• _TASK LIST_:
A - From the post about the anniversary of Kateri's death, extract the passage starting with "- I’ve known" and going on through "life with her.", copied word for word.
B - Answer these questions about the post on the anniversary of Kateri's death:
(i) What could the writer feel on Kateri's forearm?
(ii) Whom did the writer's neighbor lose?
(iii) On what date did the writer's mom die?
C - Continue the post about the anniversary of Kateri's death from its last sentence.

• _SELECTED TEXT_:
☆ ☆ ☆
I took today off from work. I’ve taken the last three Earth Days off… well, I guess technically the last four. Although I love the ol’ Earth… I’m kind of attached to it!… it’s not the actual reason that I have taken the day off… and plan to not work on another Earth Day for the rest of my life. Nope, I took the day off because four years ago today was the last day I woke up to Kateri by my side. Four years ago today… was the last day I touched Kateri’s warm skin, ran my fingers through her hair, or could listen to her breath as she slept. Four years ago today… was the last day I could lean over and whisper, “I love you.” in Kateri’s ear and kiss her on the cheek. Four years ago today… I was holding Kateri’s forearm, I could feel the scar and indentation from her “shark bite”… and I heard her take her last breath. Four years ago today… is the worst day of my life. Four years ago today… Kateri died. Four years ago today, I didn’t know how I was gonna wake up and face… Tomorrow.



Widower Notes n Thoughts:
- A neighbor of mine lost his husband and he recently wrote a blog where part of it was about how people kinda go away after a while… they stop “checking in”… they simply go on with their lives. Widowhood is an isolating experience, even at the beginning when you are surrounded by friends and family. Even though I understand that people love me, care for me, and are there for me whenever I may need them, I still have that sense of being left… “alone”.
- I’ve known Kateri’s Death Date was coming up, but I haven’t really been able to give it much thought until today. With my Mom dying on February 27th, Kateri’s mom passing on April 1st, and with the normal wear and tear of the daily grind… I just haven’t given it the time. I guess that’s one of the reasons I took today off…!.. I wanted to take the time… and to have the space… to remember Kateri and my life with her.
☆ ☆ ☆
• _SUPPLIED ENTRIES_:

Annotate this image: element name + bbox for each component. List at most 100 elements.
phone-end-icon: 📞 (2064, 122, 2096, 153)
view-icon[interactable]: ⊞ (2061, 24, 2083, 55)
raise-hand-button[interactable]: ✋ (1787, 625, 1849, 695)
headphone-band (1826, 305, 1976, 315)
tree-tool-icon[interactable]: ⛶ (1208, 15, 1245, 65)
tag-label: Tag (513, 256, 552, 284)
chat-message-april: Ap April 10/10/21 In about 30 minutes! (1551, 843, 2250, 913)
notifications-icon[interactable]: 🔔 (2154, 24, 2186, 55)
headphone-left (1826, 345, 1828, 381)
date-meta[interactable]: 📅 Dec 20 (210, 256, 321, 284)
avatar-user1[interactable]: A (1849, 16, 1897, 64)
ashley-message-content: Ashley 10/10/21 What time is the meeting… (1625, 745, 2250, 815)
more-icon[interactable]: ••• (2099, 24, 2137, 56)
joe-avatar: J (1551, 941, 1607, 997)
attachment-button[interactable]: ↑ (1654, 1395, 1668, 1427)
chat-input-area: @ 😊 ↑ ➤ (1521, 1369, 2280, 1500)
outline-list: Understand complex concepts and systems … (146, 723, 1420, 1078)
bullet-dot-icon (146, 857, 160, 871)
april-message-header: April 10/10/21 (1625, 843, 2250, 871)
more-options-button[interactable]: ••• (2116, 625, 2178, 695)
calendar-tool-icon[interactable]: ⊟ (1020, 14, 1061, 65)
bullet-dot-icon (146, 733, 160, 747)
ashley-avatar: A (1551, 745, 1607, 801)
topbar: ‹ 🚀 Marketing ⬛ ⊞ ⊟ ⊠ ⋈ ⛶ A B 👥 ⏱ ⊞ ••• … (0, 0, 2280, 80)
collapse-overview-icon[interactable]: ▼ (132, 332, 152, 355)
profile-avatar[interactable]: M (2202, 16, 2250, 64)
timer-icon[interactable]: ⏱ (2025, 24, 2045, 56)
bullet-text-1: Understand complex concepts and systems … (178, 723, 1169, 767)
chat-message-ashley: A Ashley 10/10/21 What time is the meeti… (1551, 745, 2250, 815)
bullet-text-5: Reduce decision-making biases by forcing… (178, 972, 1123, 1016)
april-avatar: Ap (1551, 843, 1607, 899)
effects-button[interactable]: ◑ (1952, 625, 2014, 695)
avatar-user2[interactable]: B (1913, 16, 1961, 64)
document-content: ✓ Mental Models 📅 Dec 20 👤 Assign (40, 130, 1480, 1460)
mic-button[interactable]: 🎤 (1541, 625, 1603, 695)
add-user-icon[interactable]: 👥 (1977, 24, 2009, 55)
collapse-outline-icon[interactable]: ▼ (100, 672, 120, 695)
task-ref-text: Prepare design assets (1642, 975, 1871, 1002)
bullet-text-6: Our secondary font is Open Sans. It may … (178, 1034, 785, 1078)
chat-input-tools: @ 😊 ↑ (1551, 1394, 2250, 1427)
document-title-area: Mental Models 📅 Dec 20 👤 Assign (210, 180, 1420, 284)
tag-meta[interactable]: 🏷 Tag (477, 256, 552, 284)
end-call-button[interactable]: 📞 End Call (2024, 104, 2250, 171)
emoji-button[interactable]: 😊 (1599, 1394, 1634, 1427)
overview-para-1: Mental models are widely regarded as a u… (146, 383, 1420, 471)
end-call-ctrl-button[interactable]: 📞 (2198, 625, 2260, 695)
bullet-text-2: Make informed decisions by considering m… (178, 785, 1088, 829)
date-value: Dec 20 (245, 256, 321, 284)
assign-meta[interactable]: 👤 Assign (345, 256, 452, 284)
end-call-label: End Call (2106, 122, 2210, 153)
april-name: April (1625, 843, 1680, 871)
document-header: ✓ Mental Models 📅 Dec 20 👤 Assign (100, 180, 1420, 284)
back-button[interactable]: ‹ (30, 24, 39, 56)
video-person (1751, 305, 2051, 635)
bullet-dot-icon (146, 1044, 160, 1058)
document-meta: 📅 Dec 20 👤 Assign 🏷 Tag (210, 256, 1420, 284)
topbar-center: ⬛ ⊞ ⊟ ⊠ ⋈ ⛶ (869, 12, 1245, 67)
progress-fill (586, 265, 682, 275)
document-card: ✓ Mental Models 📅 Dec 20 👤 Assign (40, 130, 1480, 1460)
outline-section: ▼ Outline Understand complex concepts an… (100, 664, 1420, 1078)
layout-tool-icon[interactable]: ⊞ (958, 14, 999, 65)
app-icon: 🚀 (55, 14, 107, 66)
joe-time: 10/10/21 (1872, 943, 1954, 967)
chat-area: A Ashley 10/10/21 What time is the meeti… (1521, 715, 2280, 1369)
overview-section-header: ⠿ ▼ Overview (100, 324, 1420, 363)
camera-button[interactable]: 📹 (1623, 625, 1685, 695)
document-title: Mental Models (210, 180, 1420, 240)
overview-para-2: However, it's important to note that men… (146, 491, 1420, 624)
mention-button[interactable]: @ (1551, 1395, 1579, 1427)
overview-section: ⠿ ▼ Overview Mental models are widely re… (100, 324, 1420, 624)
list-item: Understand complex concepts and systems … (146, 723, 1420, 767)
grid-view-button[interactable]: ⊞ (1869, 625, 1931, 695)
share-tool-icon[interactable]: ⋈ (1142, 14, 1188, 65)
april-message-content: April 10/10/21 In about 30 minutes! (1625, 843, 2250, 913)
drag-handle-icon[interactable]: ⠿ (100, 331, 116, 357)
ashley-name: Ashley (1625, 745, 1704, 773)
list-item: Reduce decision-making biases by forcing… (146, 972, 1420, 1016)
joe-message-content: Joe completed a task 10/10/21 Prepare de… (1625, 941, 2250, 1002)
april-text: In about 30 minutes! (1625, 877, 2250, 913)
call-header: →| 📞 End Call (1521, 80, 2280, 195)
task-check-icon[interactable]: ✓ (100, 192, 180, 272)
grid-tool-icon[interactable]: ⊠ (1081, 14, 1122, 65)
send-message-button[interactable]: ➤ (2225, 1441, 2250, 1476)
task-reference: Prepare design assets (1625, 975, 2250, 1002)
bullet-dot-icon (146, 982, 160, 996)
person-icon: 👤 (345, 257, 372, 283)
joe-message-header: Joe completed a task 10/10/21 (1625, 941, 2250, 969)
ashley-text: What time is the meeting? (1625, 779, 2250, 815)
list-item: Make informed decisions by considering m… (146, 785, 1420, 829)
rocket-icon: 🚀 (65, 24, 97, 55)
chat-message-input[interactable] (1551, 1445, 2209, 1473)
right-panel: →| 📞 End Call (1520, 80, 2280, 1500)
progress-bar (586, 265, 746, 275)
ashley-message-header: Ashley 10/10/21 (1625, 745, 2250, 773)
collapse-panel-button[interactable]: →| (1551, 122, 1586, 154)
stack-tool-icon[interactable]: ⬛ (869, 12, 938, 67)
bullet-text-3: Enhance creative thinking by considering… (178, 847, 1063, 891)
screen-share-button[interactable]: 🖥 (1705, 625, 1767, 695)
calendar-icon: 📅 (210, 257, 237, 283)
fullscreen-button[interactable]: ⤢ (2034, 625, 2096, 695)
☆ ☆ ☆
• _ANSWERS TO THE TASKS_:
A -
- I’ve known Kateri’s Death Date was coming up, but I haven’t really been able to give it much thought until today. With my Mom dying on February 27th, Kateri’s mom passing on April 1st, and with the normal wear and tear of the daily grind… I just haven’t given it the time. I guess that’s one of the reasons I took today off…!.. I wanted to take the time… and to have the space… to remember Kateri and my life with her.

B -
(i) The scar and indentation from her "shark bite"
(ii) His husband
(iii) February 27th

C -
- Kateri taught me soooo much in life. I’m not the same person I was when we met. Kateri showed me how to be a better person. Kateri gave me daily examples of how to treat other people, how to find beauty in unsuspecting places, and what the important things in life are. One of the things I love about Kateri is that she didn’t change much throughout our life together. She didn’t need to. She knew who she was, what was right, and she stayed true to herself throughout her life. She was an impressive woman.
- The time she rode a bucking bronco, flannel shirts & hoodies, “Balls!”, flowers and flower gardens but not tulips in a row, The Band, outdoor showers, long walks on dirt roads, Hopes n Dreams, chickens, “Yes please!” and “Who makes the best coffee in the world?!”, Lippy/Lipper/Lipstorm… but not Lipstick, a Toyota with a wooden bed, bowling balls on the side of the road (fyi… it costed around $23 to mail a bowling ball across the country in 2002… and she called it a “gutter ball”), bathtubs deep enough for boobs to float in, yard art, sufferin’ succotash, going to the beach in the summertime… going to the ocean in the off season, mini-Fridays, overalls and Darn Toughs, New Hampshire is a state… Vermont is a state of mind, the floor couch, “pills” & Pocket People, 1973 Super Beetles that were five different shades of orange, Dancing the Trump away, Dancing in the car/dancing in the living room/dancing in the kitchen or anywhere and at whatever time it needed to happen…….. Kateri’s Dance with Cancer. My life with Kateri was cut short by powers beyond my control, but I have a million and a half memories that remind me of why I loved her so much and how much she gave to the people in her life.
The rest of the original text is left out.